Start Dataset excerpts

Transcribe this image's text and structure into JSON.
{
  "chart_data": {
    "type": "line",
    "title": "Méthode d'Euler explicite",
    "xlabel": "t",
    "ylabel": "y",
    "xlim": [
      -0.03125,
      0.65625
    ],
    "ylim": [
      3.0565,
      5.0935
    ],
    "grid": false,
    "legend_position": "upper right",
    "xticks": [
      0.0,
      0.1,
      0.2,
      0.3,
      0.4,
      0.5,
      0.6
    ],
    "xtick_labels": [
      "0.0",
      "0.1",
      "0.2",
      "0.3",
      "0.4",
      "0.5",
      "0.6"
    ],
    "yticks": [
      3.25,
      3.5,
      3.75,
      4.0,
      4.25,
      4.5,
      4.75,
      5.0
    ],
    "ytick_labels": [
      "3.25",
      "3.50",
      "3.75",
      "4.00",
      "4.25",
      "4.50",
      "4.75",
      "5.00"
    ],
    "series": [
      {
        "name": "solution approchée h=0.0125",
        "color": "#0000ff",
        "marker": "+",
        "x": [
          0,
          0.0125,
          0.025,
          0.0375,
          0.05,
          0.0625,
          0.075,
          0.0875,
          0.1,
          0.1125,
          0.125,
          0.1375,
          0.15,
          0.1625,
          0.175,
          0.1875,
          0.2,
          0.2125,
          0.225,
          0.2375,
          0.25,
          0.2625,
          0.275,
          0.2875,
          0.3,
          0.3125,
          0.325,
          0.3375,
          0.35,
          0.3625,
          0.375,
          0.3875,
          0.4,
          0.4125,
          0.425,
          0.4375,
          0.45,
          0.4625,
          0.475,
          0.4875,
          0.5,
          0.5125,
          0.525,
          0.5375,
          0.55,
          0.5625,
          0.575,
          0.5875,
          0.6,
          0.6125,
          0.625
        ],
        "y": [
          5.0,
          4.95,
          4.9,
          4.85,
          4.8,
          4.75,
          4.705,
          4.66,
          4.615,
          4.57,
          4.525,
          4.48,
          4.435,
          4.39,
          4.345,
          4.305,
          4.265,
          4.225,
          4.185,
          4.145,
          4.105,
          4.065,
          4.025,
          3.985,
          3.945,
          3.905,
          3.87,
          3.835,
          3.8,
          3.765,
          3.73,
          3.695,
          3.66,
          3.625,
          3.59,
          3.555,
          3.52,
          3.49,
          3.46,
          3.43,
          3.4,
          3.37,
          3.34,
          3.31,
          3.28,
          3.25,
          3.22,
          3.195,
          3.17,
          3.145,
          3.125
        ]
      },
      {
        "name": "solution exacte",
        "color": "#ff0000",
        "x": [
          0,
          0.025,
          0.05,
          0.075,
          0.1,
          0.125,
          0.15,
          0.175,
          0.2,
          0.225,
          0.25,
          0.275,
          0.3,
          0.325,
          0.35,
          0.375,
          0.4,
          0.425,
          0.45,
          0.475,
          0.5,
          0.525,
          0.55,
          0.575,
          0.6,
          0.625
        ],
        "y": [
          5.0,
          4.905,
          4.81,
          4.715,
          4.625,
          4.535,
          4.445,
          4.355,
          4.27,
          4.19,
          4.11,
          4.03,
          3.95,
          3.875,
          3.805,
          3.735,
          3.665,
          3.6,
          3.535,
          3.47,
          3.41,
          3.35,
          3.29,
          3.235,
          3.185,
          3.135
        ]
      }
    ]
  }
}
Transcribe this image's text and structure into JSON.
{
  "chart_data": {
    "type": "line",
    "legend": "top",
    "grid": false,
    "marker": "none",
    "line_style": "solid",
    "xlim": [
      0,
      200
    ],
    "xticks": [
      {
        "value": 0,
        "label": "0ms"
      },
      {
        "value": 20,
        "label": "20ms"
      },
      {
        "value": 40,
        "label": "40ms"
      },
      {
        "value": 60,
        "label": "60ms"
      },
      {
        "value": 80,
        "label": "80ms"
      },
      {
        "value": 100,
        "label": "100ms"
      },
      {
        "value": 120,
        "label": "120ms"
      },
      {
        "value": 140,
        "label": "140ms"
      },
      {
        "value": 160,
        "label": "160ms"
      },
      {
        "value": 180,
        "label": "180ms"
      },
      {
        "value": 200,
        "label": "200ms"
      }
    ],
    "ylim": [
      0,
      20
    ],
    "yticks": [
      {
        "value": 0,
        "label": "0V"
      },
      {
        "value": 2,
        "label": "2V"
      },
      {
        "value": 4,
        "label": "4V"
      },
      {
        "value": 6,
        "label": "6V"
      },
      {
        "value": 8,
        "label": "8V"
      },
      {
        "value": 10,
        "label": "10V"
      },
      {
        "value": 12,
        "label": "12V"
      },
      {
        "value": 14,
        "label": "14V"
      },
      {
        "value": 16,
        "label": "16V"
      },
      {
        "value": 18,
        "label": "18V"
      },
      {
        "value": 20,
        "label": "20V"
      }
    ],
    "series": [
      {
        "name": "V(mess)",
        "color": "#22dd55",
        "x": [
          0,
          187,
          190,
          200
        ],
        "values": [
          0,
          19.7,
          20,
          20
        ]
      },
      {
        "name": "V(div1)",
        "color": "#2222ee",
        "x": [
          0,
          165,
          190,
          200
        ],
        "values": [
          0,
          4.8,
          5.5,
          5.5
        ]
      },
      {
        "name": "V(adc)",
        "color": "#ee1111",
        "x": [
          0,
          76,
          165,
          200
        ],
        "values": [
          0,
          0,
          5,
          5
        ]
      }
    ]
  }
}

End Dataset excerpts

> **Work required**
Retype the listing. Match it exactly.

> **Response to the exercise**
Transcribe this image's text and structure into JSON.
{
  "chart_data": {
    "type": "line",
    "title": "Méthode d'Euler explicite",
    "xlabel": "t",
    "ylabel": "y",
    "xlim": [
      -0.03125,
      0.65625
    ],
    "ylim": [
      3.0565,
      5.0935
    ],
    "grid": false,
    "legend_position": "upper right",
    "xticks": [
      0.0,
      0.1,
      0.2,
      0.3,
      0.4,
      0.5,
      0.6
    ],
    "xtick_labels": [
      "0.0",
      "0.1",
      "0.2",
      "0.3",
      "0.4",
      "0.5",
      "0.6"
    ],
    "yticks": [
      3.25,
      3.5,
      3.75,
      4.0,
      4.25,
      4.5,
      4.75,
      5.0
    ],
    "ytick_labels": [
      "3.25",
      "3.50",
      "3.75",
      "4.00",
      "4.25",
      "4.50",
      "4.75",
      "5.00"
    ],
    "series": [
      {
        "name": "solution approchée h=0.0125",
        "color": "#0000ff",
        "marker": "+",
        "x": [
          0,
          0.0125,
          0.025,
          0.0375,
          0.05,
          0.0625,
          0.075,
          0.0875,
          0.1,
          0.1125,
          0.125,
          0.1375,
          0.15,
          0.1625,
          0.175,
          0.1875,
          0.2,
          0.2125,
          0.225,
          0.2375,
          0.25,
          0.2625,
          0.275,
          0.2875,
          0.3,
          0.3125,
          0.325,
          0.3375,
          0.35,
          0.3625,
          0.375,
          0.3875,
          0.4,
          0.4125,
          0.425,
          0.4375,
          0.45,
          0.4625,
          0.475,
          0.4875,
          0.5,
          0.5125,
          0.525,
          0.5375,
          0.55,
          0.5625,
          0.575,
          0.5875,
          0.6,
          0.6125,
          0.625
        ],
        "y": [
          5.0,
          4.95,
          4.9,
          4.85,
          4.8,
          4.75,
          4.705,
          4.66,
          4.615,
          4.57,
          4.525,
          4.48,
          4.435,
          4.39,
          4.345,
          4.305,
          4.265,
          4.225,
          4.185,
          4.145,
          4.105,
          4.065,
          4.025,
          3.985,
          3.945,
          3.905,
          3.87,
          3.835,
          3.8,
          3.765,
          3.73,
          3.695,
          3.66,
          3.625,
          3.59,
          3.555,
          3.52,
          3.49,
          3.46,
          3.43,
          3.4,
          3.37,
          3.34,
          3.31,
          3.28,
          3.25,
          3.22,
          3.195,
          3.17,
          3.145,
          3.125
        ]
      },
      {
        "name": "solution exacte",
        "color": "#ff0000",
        "x": [
          0,
          0.025,
          0.05,
          0.075,
          0.1,
          0.125,
          0.15,
          0.175,
          0.2,
          0.225,
          0.25,
          0.275,
          0.3,
          0.325,
          0.35,
          0.375,
          0.4,
          0.425,
          0.45,
          0.475,
          0.5,
          0.525,
          0.55,
          0.575,
          0.6,
          0.625
        ],
        "y": [
          5.0,
          4.905,
          4.81,
          4.715,
          4.625,
          4.535,
          4.445,
          4.355,
          4.27,
          4.19,
          4.11,
          4.03,
          3.95,
          3.875,
          3.805,
          3.735,
          3.665,
          3.6,
          3.535,
          3.47,
          3.41,
          3.35,
          3.29,
          3.235,
          3.185,
          3.135
        ]
      }
    ]
  }
}
Transcribe this image's text and structure into JSON.
{
  "chart_data": {
    "type": "line",
    "legend": "top",
    "grid": false,
    "marker": "none",
    "line_style": "solid",
    "xlim": [
      0,
      200
    ],
    "xticks": [
      {
        "value": 0,
        "label": "0ms"
      },
      {
        "value": 20,
        "label": "20ms"
      },
      {
        "value": 40,
        "label": "40ms"
      },
      {
        "value": 60,
        "label": "60ms"
      },
      {
        "value": 80,
        "label": "80ms"
      },
      {
        "value": 100,
        "label": "100ms"
      },
      {
        "value": 120,
        "label": "120ms"
      },
      {
        "value": 140,
        "label": "140ms"
      },
      {
        "value": 160,
        "label": "160ms"
      },
      {
        "value": 180,
        "label": "180ms"
      },
      {
        "value": 200,
        "label": "200ms"
      }
    ],
    "ylim": [
      0,
      20
    ],
    "yticks": [
      {
        "value": 0,
        "label": "0V"
      },
      {
        "value": 2,
        "label": "2V"
      },
      {
        "value": 4,
        "label": "4V"
      },
      {
        "value": 6,
        "label": "6V"
      },
      {
        "value": 8,
        "label": "8V"
      },
      {
        "value": 10,
        "label": "10V"
      },
      {
        "value": 12,
        "label": "12V"
      },
      {
        "value": 14,
        "label": "14V"
      },
      {
        "value": 16,
        "label": "16V"
      },
      {
        "value": 18,
        "label": "18V"
      },
      {
        "value": 20,
        "label": "20V"
      }
    ],
    "series": [
      {
        "name": "V(mess)",
        "color": "#22dd55",
        "x": [
          0,
          187,
          190,
          200
        ],
        "values": [
          0,
          19.7,
          20,
          20
        ]
      },
      {
        "name": "V(div1)",
        "color": "#2222ee",
        "x": [
          0,
          165,
          190,
          200
        ],
        "values": [
          0,
          4.8,
          5.5,
          5.5
        ]
      },
      {
        "name": "V(adc)",
        "color": "#ee1111",
        "x": [
          0,
          76,
          165,
          200
        ],
        "values": [
          0,
          0,
          5,
          5
        ]
      }
    ]
  }
}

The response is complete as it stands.